Texto para analizar ->
++++++++

La gran ventaja de Matar a Kennedy, la película para televisión producida por Riddley Scott que el canal National Geographic va a emitir este domingo a las 21.30 y Cuatro el próximo sábado en abierto, es que renuncia al mito para tratar de ceñirse a los hechos incontestables, trata de viajar a un Camelot sin conspiraciones. En su relato sobre el momento en el que Oswald dispara contra Kennedy desde la sexta planta del almacén de libros de la plaza Dealy, Mailer explica que la mayoría de los escépticos y conspiranoicos creen imposible que el asesino estuviese tan tranquilo y lograse escapar después de haber disparado contra el presidente. “Si uno asume que disparó contra Kennedy, la única respuesta posible es que fue capaz de superar las más férreas barreras de su mente: había matado al rey, lo que en términos psicológicos es el equivalente a romper la barrera del sonido”. Esos instantes cruciales de la historia del siglo XX están recogidos sin estridencias en el filme.

La película no convencerá a los aficionados a las teorías de la conspiración y desde luego no puede competir con la avalancha de argumentos tan arrolladores como tramposos que exhibe Oliver Stone en JFK; pero es una buena lección de historia que logra resumir en apenas una hora y media no solo la presidencia de Kennedy –desde la noche electoral de 1960 hasta la Crisis de los Misiles, que puso al mundo al borde del apocalipsis nuclear, pasando POR el desastre de Bahía de Cochinos, la fallida invasión de Cuba–, sino también el viaje que llevó a Lee Harvey Oswald a cometer el magnicidio (si, como apostilla tanta veces Norman Mailer en su libro, lo cometió).

++++++++

[Registros de una colección de datos]

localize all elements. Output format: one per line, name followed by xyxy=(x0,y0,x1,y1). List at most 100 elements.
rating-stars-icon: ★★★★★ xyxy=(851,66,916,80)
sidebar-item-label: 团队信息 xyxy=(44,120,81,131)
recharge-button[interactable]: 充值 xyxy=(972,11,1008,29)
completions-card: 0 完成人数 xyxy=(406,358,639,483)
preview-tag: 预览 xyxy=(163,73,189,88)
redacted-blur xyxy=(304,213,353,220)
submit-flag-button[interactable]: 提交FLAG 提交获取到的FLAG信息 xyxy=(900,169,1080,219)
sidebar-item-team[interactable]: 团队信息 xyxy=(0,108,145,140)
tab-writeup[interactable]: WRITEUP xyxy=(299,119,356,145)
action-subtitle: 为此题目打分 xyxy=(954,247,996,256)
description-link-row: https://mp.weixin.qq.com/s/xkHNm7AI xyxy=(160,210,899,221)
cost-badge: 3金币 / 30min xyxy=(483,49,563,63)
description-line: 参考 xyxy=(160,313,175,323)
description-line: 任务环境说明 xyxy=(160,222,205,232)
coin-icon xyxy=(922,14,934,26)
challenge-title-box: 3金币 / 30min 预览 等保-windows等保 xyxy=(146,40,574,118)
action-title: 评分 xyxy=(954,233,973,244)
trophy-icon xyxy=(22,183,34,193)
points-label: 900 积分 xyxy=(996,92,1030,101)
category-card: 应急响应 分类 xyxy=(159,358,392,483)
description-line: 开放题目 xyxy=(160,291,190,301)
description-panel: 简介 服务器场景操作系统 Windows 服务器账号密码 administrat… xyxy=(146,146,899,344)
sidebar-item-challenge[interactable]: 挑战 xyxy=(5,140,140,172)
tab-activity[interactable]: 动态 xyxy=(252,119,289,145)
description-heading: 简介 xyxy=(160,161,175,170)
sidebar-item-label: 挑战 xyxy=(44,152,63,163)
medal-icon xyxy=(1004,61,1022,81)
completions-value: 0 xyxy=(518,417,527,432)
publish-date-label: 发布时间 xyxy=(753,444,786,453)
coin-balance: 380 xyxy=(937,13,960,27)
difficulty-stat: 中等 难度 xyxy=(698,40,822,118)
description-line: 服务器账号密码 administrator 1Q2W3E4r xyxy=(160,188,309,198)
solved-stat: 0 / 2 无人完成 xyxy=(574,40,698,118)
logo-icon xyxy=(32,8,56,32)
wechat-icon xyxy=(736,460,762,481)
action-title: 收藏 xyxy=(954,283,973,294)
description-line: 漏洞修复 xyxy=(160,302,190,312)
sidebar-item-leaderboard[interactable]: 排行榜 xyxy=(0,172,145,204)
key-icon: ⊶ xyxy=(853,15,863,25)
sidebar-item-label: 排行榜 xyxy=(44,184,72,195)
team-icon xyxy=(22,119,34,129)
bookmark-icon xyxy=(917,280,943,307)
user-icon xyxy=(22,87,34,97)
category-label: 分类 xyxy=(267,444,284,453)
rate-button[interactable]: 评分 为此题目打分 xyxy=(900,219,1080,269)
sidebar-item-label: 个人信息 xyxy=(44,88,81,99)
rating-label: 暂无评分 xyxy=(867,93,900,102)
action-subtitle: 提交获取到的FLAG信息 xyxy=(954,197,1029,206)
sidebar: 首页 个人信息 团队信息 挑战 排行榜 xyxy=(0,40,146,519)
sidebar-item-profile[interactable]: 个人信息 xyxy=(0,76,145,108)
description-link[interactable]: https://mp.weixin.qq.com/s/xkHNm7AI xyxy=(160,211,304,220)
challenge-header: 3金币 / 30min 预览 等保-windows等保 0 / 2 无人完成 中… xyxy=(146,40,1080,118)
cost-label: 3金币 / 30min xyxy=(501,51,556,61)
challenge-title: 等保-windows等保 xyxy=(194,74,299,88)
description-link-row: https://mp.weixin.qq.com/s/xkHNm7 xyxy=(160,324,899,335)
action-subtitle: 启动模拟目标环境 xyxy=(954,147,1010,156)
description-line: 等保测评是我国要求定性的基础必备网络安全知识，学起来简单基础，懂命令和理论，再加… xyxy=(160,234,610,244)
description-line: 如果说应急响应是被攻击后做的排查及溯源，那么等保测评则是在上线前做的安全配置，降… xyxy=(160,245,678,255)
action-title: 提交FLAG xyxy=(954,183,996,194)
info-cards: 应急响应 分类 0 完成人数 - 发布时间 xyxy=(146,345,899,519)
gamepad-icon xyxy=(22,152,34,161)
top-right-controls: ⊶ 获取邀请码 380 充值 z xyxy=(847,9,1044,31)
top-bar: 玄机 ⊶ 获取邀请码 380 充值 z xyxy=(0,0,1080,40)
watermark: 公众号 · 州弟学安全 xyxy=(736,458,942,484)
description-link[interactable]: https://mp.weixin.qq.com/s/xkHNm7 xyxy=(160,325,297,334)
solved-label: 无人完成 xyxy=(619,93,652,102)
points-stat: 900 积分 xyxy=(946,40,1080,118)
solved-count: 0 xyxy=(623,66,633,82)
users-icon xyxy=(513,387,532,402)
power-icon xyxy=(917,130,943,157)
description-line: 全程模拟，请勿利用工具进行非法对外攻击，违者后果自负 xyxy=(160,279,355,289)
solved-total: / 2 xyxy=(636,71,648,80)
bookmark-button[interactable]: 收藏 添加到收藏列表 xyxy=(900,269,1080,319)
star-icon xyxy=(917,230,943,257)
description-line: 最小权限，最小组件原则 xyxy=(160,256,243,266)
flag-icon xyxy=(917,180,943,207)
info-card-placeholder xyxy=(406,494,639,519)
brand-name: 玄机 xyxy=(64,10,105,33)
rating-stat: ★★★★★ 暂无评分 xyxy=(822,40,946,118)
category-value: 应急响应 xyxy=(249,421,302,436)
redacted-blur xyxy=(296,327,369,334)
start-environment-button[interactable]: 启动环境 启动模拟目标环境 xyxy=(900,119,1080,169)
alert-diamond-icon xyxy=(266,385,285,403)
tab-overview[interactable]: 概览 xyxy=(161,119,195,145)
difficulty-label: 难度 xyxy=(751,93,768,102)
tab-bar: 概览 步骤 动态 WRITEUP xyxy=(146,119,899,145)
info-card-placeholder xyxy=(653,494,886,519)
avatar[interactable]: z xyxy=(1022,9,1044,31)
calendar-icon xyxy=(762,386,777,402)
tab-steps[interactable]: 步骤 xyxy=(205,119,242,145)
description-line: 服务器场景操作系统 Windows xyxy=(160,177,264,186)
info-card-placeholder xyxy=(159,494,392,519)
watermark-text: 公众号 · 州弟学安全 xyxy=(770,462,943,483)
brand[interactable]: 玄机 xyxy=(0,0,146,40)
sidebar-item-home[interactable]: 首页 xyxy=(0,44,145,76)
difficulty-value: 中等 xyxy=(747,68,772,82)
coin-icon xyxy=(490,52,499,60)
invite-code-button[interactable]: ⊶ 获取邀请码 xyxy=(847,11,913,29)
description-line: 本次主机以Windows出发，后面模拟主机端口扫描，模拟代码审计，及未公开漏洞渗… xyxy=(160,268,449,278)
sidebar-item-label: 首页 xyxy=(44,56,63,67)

++++++++

Consigna -> Escribe la continuación del texto sobre la película Matar a Kennedy a partir de su última oración. Las filas no guardan ninguna relación con el texto sobre la película Matar a Kennedy.

Respuesta escrita ->
Matar a Kennedy, basado en un libro de uno de los periodistas conservadores más conocidos de EEUU, Bill O’Reilly, trata de dejar pocos cabos sueltos: aparecen las dudas de JFK en los momentos de crisis, sus constantes infidelidades –compartió amante con el capo mafioso Sam Giancana, lo que no parece muy sensato para un presidente de EEUU– , sus profundos lazos con su hermano y fiscal general del Estado, Robert F. Kennedy (también asesinado cinco años después), hasta el vestido rosa de Jacqueline y la afición del presidente al musical Camelot, estrenado en Broadway el mismo año en que llegó a la Casa Blanca. Los delirios de grandeza de Oswald, un exmarine que decidió desertar a la URSS y luego volvió a Estados Unidos, que estuvo en el radar del FBI por su apoyo a la Cuba de Castro, obsesionado con saltar a la fama, también tiene un reflejo en el filme. En la reconstrucción lo que menos funciona es lo más difícil, las actuaciones: Rob Lowe resulta un poco afectado como Kennedy y Will Rothhaar exagera un poco los delirios de Oswald. Pero el conjunto es una buena recreación histórica y, sobre todo, ofrece hipótesis sensatas.

Como escribe el periodista Tim Weiner, ganador del premio Pulitzer, en su magnífica historia de la CIA, Legado de cenizas (Debate): “Un airado disidente que admiraba a Castro, de quien la CIA tenía razones para creer que se le podría haber reclutado como agente comunista y que buscaba un modo de regresar a Moscú a través de La Habana, estaba vigilando la ruta que iba a recorrer la caravana del presidente en Dallas. La CIA y el FBI jamás compararon sus notas y el FBI jamás estuvo cerca de seguirle pista. Aquello fue el preludio de la que sería su actuación en las semanas anteriores al 11 de septiembre de 2001: un caso de ‘flagrante incompetencia’, según declararía J. Edgar Hoover en un memorando redactado el 10 de diciembre de 1963 y que se mantendría en secreto hasta finales del siglo XX”. Al final, como tantas veces, la explicación más sencilla parece la verdadera.